— begin DATA SUPPLIED —

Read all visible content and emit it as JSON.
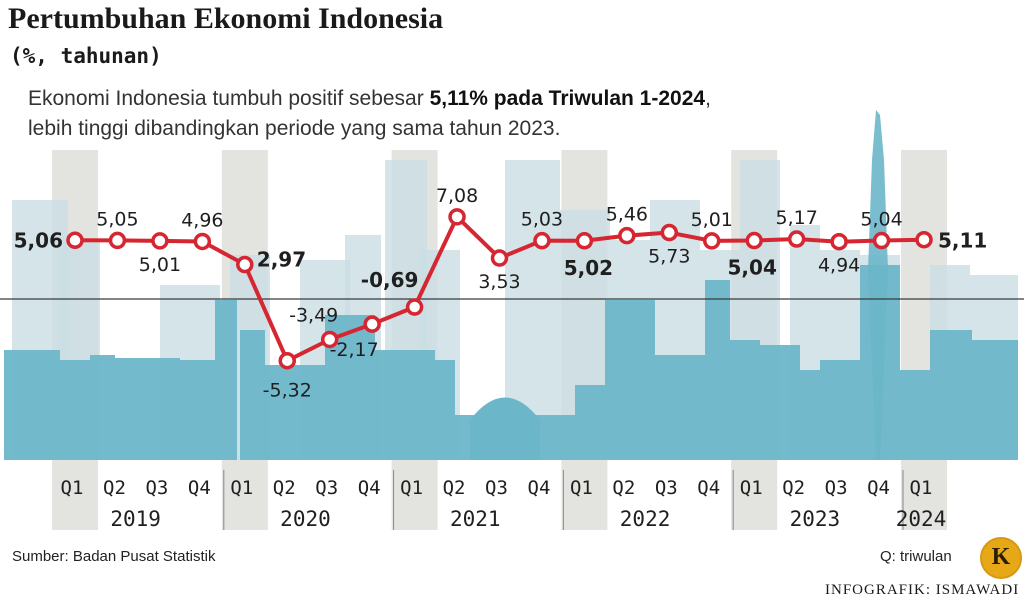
{
  "title": "Pertumbuhan Ekonomi Indonesia",
  "subtitle": "(%, tahunan)",
  "description": {
    "part1": "Ekonomi Indonesia tumbuh positif sebesar ",
    "bold": "5,11% pada Triwulan 1-2024",
    "part2": ",",
    "line2": "lebih tinggi dibandingkan periode yang sama tahun 2023."
  },
  "source": "Sumber: Badan Pusat Statistik",
  "quarter_note": "Q: triwulan",
  "credit": "INFOGRAFIK: ISMAWADI",
  "logo_letter": "K",
  "colors": {
    "line": "#d62631",
    "marker_fill": "#ffffff",
    "skyline": "#6cb6c9",
    "skyline_light": "#c9dde3",
    "band": "#e3e3e0"
  },
  "chart_data": {
    "type": "line",
    "x": [
      "Q1",
      "Q2",
      "Q3",
      "Q4",
      "Q1",
      "Q2",
      "Q3",
      "Q4",
      "Q1",
      "Q2",
      "Q3",
      "Q4",
      "Q1",
      "Q2",
      "Q3",
      "Q4",
      "Q1",
      "Q2",
      "Q3",
      "Q4",
      "Q1"
    ],
    "years": [
      "2019",
      "2020",
      "2021",
      "2022",
      "2023",
      "2024"
    ],
    "series": [
      {
        "values": [
          5.06,
          5.05,
          5.01,
          4.96,
          2.97,
          -5.32,
          -3.49,
          -2.17,
          -0.69,
          7.08,
          3.53,
          5.03,
          5.02,
          5.46,
          5.73,
          5.01,
          5.04,
          5.17,
          4.94,
          5.04,
          5.11
        ],
        "labels": [
          "5,06",
          "5,05",
          "5,01",
          "4,96",
          "2,97",
          "-5,32",
          "-3,49",
          "-2,17",
          "-0,69",
          "7,08",
          "3,53",
          "5,03",
          "5,02",
          "5,46",
          "5,73",
          "5,01",
          "5,04",
          "5,17",
          "4,94",
          "5,04",
          "5,11"
        ],
        "bold": [
          true,
          false,
          false,
          false,
          true,
          false,
          false,
          false,
          true,
          false,
          false,
          false,
          true,
          false,
          false,
          false,
          true,
          false,
          false,
          false,
          true
        ]
      }
    ],
    "baseline": 0,
    "grid": false,
    "legend": "none"
  }
}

— end DATA SUPPLIED —

Retype the whole listing, keeping every line identical and omitting all pictures.

▸ EXERCISE RESPONSE
Read all visible content and emit it as JSON.
{
  "title": "Pertumbuhan Ekonomi Indonesia",
  "subtitle": "(%, tahunan)",
  "description": {
    "part1": "Ekonomi Indonesia tumbuh positif sebesar ",
    "bold": "5,11% pada Triwulan 1-2024",
    "part2": ",",
    "line2": "lebih tinggi dibandingkan periode yang sama tahun 2023."
  },
  "source": "Sumber: Badan Pusat Statistik",
  "quarter_note": "Q: triwulan",
  "credit": "INFOGRAFIK: ISMAWADI",
  "logo_letter": "K",
  "colors": {
    "line": "#d62631",
    "marker_fill": "#ffffff",
    "skyline": "#6cb6c9",
    "skyline_light": "#c9dde3",
    "band": "#e3e3e0"
  },
  "chart_data": {
    "type": "line",
    "x": [
      "Q1",
      "Q2",
      "Q3",
      "Q4",
      "Q1",
      "Q2",
      "Q3",
      "Q4",
      "Q1",
      "Q2",
      "Q3",
      "Q4",
      "Q1",
      "Q2",
      "Q3",
      "Q4",
      "Q1",
      "Q2",
      "Q3",
      "Q4",
      "Q1"
    ],
    "years": [
      "2019",
      "2020",
      "2021",
      "2022",
      "2023",
      "2024"
    ],
    "series": [
      {
        "values": [
          5.06,
          5.05,
          5.01,
          4.96,
          2.97,
          -5.32,
          -3.49,
          -2.17,
          -0.69,
          7.08,
          3.53,
          5.03,
          5.02,
          5.46,
          5.73,
          5.01,
          5.04,
          5.17,
          4.94,
          5.04,
          5.11
        ],
        "labels": [
          "5,06",
          "5,05",
          "5,01",
          "4,96",
          "2,97",
          "-5,32",
          "-3,49",
          "-2,17",
          "-0,69",
          "7,08",
          "3,53",
          "5,03",
          "5,02",
          "5,46",
          "5,73",
          "5,01",
          "5,04",
          "5,17",
          "4,94",
          "5,04",
          "5,11"
        ],
        "bold": [
          true,
          false,
          false,
          false,
          true,
          false,
          false,
          false,
          true,
          false,
          false,
          false,
          true,
          false,
          false,
          false,
          true,
          false,
          false,
          false,
          true
        ]
      }
    ],
    "baseline": 0,
    "grid": false,
    "legend": "none"
  }
}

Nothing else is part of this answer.